*EXERCISE PROMPT*. Repeat, without any change, the entries presented below.

(Records contained in a dataset)
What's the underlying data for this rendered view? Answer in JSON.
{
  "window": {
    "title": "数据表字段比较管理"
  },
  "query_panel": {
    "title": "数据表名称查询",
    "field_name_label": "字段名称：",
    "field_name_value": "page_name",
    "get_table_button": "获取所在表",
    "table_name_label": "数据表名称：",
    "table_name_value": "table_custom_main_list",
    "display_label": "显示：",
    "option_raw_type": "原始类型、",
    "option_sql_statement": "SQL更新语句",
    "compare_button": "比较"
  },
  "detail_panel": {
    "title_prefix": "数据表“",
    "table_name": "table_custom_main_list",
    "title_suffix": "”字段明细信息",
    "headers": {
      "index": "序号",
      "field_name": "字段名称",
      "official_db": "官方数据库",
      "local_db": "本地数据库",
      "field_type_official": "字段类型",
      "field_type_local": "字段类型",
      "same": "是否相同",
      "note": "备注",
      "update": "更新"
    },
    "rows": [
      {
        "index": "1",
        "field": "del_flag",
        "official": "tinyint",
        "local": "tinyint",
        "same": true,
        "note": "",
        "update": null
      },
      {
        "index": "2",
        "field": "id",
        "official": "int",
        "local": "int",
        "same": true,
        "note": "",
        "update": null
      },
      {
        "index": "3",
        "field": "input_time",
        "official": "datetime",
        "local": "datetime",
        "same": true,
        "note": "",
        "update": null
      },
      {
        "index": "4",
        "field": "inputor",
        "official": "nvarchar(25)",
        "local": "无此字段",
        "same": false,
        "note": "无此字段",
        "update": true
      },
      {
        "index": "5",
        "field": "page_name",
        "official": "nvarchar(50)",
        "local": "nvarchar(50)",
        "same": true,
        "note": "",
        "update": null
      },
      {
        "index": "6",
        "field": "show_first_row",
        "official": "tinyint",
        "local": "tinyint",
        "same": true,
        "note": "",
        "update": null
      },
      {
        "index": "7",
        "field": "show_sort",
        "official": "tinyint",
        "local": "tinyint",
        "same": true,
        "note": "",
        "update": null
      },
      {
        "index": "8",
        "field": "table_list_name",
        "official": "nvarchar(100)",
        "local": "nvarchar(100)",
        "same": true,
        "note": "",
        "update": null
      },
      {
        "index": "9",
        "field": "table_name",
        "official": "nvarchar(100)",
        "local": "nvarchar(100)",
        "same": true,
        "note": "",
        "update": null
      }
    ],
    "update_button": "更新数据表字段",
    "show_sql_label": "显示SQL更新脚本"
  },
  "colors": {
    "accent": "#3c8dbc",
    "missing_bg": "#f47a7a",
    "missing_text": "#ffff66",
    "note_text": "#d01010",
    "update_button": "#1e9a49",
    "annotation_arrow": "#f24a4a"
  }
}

*THE COMPLETED TASK*.
What's the underlying data for this rendered view? Answer in JSON.
{
  "window": {
    "title": "数据表字段比较管理"
  },
  "query_panel": {
    "title": "数据表名称查询",
    "field_name_label": "字段名称：",
    "field_name_value": "page_name",
    "get_table_button": "获取所在表",
    "table_name_label": "数据表名称：",
    "table_name_value": "table_custom_main_list",
    "display_label": "显示：",
    "option_raw_type": "原始类型、",
    "option_sql_statement": "SQL更新语句",
    "compare_button": "比较"
  },
  "detail_panel": {
    "title_prefix": "数据表“",
    "table_name": "table_custom_main_list",
    "title_suffix": "”字段明细信息",
    "headers": {
      "index": "序号",
      "field_name": "字段名称",
      "official_db": "官方数据库",
      "local_db": "本地数据库",
      "field_type_official": "字段类型",
      "field_type_local": "字段类型",
      "same": "是否相同",
      "note": "备注",
      "update": "更新"
    },
    "rows": [
      {
        "index": "1",
        "field": "del_flag",
        "official": "tinyint",
        "local": "tinyint",
        "same": true,
        "note": "",
        "update": null
      },
      {
        "index": "2",
        "field": "id",
        "official": "int",
        "local": "int",
        "same": true,
        "note": "",
        "update": null
      },
      {
        "index": "3",
        "field": "input_time",
        "official": "datetime",
        "local": "datetime",
        "same": true,
        "note": "",
        "update": null
      },
      {
        "index": "4",
        "field": "inputor",
        "official": "nvarchar(25)",
        "local": "无此字段",
        "same": false,
        "note": "无此字段",
        "update": true
      },
      {
        "index": "5",
        "field": "page_name",
        "official": "nvarchar(50)",
        "local": "nvarchar(50)",
        "same": true,
        "note": "",
        "update": null
      },
      {
        "index": "6",
        "field": "show_first_row",
        "official": "tinyint",
        "local": "tinyint",
        "same": true,
        "note": "",
        "update": null
      },
      {
        "index": "7",
        "field": "show_sort",
        "official": "tinyint",
        "local": "tinyint",
        "same": true,
        "note": "",
        "update": null
      },
      {
        "index": "8",
        "field": "table_list_name",
        "official": "nvarchar(100)",
        "local": "nvarchar(100)",
        "same": true,
        "note": "",
        "update": null
      },
      {
        "index": "9",
        "field": "table_name",
        "official": "nvarchar(100)",
        "local": "nvarchar(100)",
        "same": true,
        "note": "",
        "update": null
      }
    ],
    "update_button": "更新数据表字段",
    "show_sql_label": "显示SQL更新脚本"
  },
  "colors": {
    "accent": "#3c8dbc",
    "missing_bg": "#f47a7a",
    "missing_text": "#ffff66",
    "note_text": "#d01010",
    "update_button": "#1e9a49",
    "annotation_arrow": "#f24a4a"
  }
}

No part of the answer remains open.